Skip to main content

How can we help you?

Druva Documentation

Troubleshooting Instant Restore issues

Enterprise Workloads Editions: File:/tick.png Business File:/cross.png Enterprise File:/tick.png Elite

 

This topic describes common workarounds for the issues that you might encounter while performing the following tasks:

  • Restoring virtual machines instantly
  • Migrating instantly restored VMs to production

  • Deleting instantly restored VMs

  • Other issues

The following are some of the common issues that you might face while performing instant restore of VMs:

This issue can occur if you manually migrate the instantly restored VM to another datastore.

On the Instant Restored VMs page, select the VM for which migration failed and perform the manual cleanup steps. For more information, see Steps for cleaning the datastore manually.

This issue can occur if another datastore is attached to the instantly restored VM apart from the instantly restored datastore.

Perform one of the following actions:

  • Detach the disk and then trigger migration. 
  • Delete the instantly-restored VM.

Instant restore or migration to production fails

Cause

Instant restore or migration to production fails when the operating system buffers consume a big portion of RAM due to which the NFS servers do not start. The following traceback is shown on the terminal:
root@cloudcache:~# service nfs-server start
Job for nfs-server.service canceled.

root@cloudcache:~# service nfs-server status
● nfs-server.service - NFS server and services
     Loaded: loaded (/lib/systemd/system/nfs-server.service; enabled; vendor preset: enabled)
    Drop-In: /run/systemd/generator/nfs-server.service.d
             └─order-with-mounts.conf
     Active: failed (Result: exit-code) since Wed 2021-06-09 12:08:22 UTC; 1min 27s ago
    Process: 3311885 ExecStartPre=/usr/sbin/exportfs -r (code=exited, status=0/SUCCESS)
    Process: 3311887 ExecStart=/usr/sbin/rpc.nfsd $RPCNFSDARGS (code=exited, status=1/FAILURE)
    Process: 3311889 ExecStopPost=/usr/sbin/exportfs -au (code=exited, status=0/SUCCESS)
    Process: 3311890 ExecStopPost=/usr/sbin/exportfs -f (code=exited, status=0/SUCCESS)
   Main PID: 3311887 (code=exited, status=1/FAILURE)

Jun 09 12:08:22 cloudcache systemd[1]: Starting NFS server and services...
Jun 09 12:08:22 cloudcache rpc.nfsd[3311887]: error starting threads: errno 12 (Cannot allocate memory)
Jun 09 12:08:22 cloudcache systemd[1]: nfs-server.service: Main process exited, code=exited, status=1/FAILURE
Jun 09 12:08:22 cloudcache systemd[1]: nfs-server.service: Failed with result 'exit-code'.
Jun 09 12:08:22 cloudcache systemd[1]: Stopped NFS server and services.

_RECORDS SHOWN_
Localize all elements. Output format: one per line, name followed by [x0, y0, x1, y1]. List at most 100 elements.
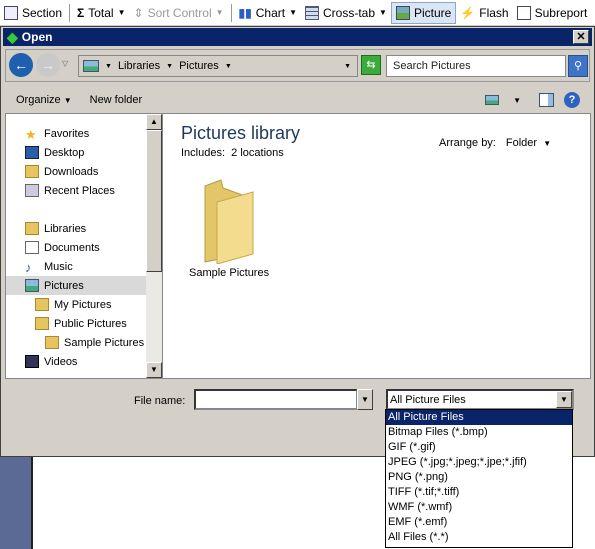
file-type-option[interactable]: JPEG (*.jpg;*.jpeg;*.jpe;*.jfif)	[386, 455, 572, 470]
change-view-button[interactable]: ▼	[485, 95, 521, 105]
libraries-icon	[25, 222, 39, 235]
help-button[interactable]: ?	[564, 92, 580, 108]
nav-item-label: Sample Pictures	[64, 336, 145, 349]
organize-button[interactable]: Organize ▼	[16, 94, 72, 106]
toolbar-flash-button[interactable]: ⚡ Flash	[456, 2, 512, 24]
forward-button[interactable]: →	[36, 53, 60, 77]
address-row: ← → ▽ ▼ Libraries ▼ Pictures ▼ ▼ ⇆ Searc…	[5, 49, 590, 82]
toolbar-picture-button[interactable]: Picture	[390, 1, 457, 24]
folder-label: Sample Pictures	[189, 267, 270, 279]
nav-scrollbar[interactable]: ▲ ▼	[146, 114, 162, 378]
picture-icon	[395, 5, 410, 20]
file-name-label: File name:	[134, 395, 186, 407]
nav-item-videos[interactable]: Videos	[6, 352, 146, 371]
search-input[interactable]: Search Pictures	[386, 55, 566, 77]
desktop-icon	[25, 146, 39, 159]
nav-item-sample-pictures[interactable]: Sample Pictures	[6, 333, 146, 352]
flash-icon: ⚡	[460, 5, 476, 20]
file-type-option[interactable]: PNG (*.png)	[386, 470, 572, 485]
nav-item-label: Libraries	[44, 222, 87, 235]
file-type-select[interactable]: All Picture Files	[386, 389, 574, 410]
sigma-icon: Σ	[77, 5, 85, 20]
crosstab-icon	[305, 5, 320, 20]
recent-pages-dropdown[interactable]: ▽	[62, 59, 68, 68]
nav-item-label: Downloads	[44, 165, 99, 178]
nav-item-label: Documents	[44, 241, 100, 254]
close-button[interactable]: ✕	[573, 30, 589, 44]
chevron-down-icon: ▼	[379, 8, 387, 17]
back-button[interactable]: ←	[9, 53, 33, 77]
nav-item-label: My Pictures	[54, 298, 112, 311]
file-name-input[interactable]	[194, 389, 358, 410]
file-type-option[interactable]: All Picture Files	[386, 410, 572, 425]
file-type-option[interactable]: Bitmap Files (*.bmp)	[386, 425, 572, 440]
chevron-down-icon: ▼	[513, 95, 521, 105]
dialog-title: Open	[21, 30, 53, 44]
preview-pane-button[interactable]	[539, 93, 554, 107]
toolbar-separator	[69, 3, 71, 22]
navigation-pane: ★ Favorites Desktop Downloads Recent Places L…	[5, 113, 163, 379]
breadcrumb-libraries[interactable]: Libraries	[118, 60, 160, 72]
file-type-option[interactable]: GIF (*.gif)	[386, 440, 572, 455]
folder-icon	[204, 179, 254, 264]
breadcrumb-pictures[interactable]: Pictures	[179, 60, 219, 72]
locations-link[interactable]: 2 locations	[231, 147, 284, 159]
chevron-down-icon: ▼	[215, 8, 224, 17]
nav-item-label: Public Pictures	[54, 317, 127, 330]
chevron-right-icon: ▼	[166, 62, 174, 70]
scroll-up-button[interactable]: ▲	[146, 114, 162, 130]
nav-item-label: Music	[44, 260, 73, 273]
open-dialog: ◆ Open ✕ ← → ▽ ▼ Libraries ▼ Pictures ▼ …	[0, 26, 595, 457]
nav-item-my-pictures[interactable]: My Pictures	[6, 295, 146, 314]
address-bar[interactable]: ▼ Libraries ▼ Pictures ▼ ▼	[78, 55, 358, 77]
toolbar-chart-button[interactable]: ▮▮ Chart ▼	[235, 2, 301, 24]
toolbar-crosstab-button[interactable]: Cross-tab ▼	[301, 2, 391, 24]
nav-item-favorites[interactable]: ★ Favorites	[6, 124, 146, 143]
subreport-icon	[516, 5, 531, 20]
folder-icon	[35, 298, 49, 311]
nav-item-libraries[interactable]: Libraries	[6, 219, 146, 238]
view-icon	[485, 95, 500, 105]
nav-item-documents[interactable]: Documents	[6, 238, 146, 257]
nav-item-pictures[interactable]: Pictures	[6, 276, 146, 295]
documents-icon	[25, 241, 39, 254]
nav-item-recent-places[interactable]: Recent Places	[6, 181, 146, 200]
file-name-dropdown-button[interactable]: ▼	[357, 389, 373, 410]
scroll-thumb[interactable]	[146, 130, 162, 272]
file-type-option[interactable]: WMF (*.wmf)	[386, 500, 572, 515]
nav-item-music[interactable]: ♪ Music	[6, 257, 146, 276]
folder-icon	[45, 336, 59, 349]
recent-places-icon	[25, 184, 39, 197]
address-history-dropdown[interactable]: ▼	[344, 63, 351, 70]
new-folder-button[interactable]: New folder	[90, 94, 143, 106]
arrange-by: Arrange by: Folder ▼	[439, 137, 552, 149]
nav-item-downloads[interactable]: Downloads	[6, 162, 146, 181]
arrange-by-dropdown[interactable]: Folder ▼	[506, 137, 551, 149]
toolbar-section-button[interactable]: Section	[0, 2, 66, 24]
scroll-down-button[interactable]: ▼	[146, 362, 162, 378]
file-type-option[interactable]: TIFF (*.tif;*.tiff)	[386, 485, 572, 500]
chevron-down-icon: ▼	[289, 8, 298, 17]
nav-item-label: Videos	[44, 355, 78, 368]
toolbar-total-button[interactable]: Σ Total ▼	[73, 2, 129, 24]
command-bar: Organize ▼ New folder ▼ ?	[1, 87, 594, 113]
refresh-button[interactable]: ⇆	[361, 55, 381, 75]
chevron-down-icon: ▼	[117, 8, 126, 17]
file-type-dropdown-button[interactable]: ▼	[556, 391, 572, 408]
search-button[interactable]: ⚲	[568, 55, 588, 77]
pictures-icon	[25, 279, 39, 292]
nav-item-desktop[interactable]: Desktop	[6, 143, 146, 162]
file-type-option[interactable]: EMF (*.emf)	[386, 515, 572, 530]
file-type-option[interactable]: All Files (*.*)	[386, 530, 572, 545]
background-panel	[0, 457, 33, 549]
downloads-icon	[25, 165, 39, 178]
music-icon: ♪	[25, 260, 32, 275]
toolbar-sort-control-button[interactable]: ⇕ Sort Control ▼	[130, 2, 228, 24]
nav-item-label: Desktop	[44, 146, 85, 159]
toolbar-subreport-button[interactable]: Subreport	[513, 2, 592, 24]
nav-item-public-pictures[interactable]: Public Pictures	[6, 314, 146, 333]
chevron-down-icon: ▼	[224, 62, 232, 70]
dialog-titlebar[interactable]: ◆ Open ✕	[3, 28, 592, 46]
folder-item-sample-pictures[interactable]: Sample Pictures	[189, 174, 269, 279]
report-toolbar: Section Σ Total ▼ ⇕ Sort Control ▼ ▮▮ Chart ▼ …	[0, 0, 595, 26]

* * *

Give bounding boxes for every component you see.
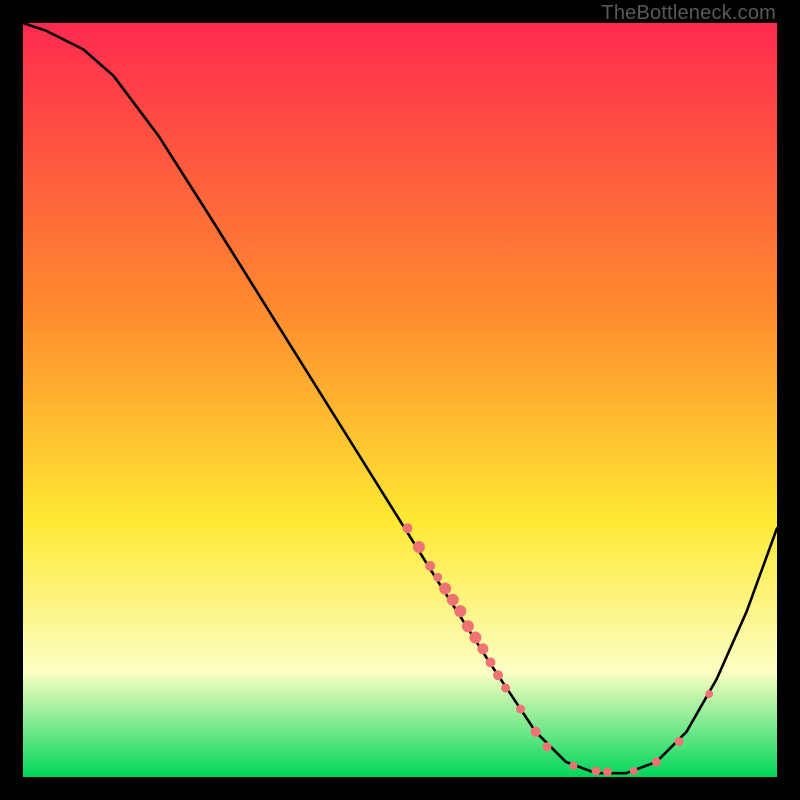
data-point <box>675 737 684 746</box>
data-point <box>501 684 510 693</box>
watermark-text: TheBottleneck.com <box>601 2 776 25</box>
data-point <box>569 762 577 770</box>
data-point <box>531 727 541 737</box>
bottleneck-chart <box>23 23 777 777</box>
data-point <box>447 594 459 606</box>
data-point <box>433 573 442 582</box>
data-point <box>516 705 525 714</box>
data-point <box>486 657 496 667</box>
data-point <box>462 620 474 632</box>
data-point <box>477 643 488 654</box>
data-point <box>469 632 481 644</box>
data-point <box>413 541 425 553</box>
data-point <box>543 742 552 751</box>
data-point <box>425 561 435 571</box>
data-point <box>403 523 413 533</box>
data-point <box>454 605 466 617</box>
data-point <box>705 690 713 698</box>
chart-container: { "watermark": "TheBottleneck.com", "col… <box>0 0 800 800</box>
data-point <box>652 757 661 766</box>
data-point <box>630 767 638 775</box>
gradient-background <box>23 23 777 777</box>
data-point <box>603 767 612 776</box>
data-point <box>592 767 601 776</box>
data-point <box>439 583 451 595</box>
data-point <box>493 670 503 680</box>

_EXERCISE SET_
**a)** For each statement, say yes or no to whether it agrees with the Instant Restore troubleshooting page, and quote the words of the page that settle it. (i) The NFS servers fail to start when operating system buffers take up a big portion of RAM. (ii) When another datastore is attached to the instantly restored VM, one listed action is to detach the disk and then trigger migration. (iii) Manually migrating the instantly restored VM to another datastore is given as a way to prevent the issue.
**b)** Carry on with the Instant Restore troubleshooting page, starting from the point where it stops.
The entries are material apart from the Instant Restore troubleshooting page.

_RESPONSE LIST_
**a)**
(i) Yes: "the operating system buffers consume a big portion of RAM due to which the NFS servers do not start"
(ii) Yes: "Detach the disk and then trigger migration."
(iii) No: "This issue can occur if you manually migrate the instantly restored VM to another datastore."

**b)**
root@cloudcache:~# service nfs-server start

Resolution

Run the following command to verify and fix the issue:
root@cloudcache:~# free -m
             total        used        free      shared     buff/cache   available
Mem:         12003        3072         433           0        8497        8634
Swap:        4095          23        4072
      Drop buffer
    sync && echo 3 > /proc/sys/vm/drop_caches

Verify
root@cloudcache:~# free -m
                      total        used        free      shared  buff/cache   available
Mem:          12003        3085        8662           0         255        8714
Swap:          4095          23        4072

Instant restore and migration job fails

Cause

This issue can occur if the PhoenixIRFS (Fuse) process is not able to start. The log file shows entries similar to this:

level=debug ts=2021-05-21T11:44:57.677353062Z filename=fsm.go:228 message="Fuse Process Creation Failed" ExportPath=/mnt/data/instantrestore/75/mnt Outputofsearch="root        6392  0.0  0.0   5648  3064 pts/0    S    11:44   0:00 /bin/bash -c ps -aux | grep -i '/mnt/data/instantrestore/75/mnt'\nroot        6394  0.0  0.0   5216  2528 pts/0    S    11:44   0:00 grep -i /mnt/data/instantrestore/75/mnt\n"

Resolution

  • If there are multiple unused IRed datastores present on ESX then delete the datastore.
    • First delete the instantly restored VM from the datastore.
    • If the VM is inaccessible, then you can’t delete the VM. In that case, remove it from the inventory by using the VM setting (Action button or right click option).
    • Right-click the datastore, and select the unmount option to unmount the datastore.
  • Additionally, you can update the NFS max limit on the ESXi host. For more information, see the KB article Increasing the default value that defines the maximum number of NFS mounts on an ESXi/ESX host (2239).

Instant restore fails during export

Cause

Instant restore fails during exporting NFS share.

Resolution

  • Remove the stale entries present at /etc/export and restart NFS service “service nfs-server restart” on .
  • Re-trigger the instant restore job.

This error can occur if the instantly restored datastore is not attached to the instantly restored VM. This indicates that the VM is already migrated manually or by the migration job.

In case of manual migration, the instantly restored datastore gets detached but not deleted. You must manually clean up the datastore. For more information, see Steps for cleaning the datastore manually.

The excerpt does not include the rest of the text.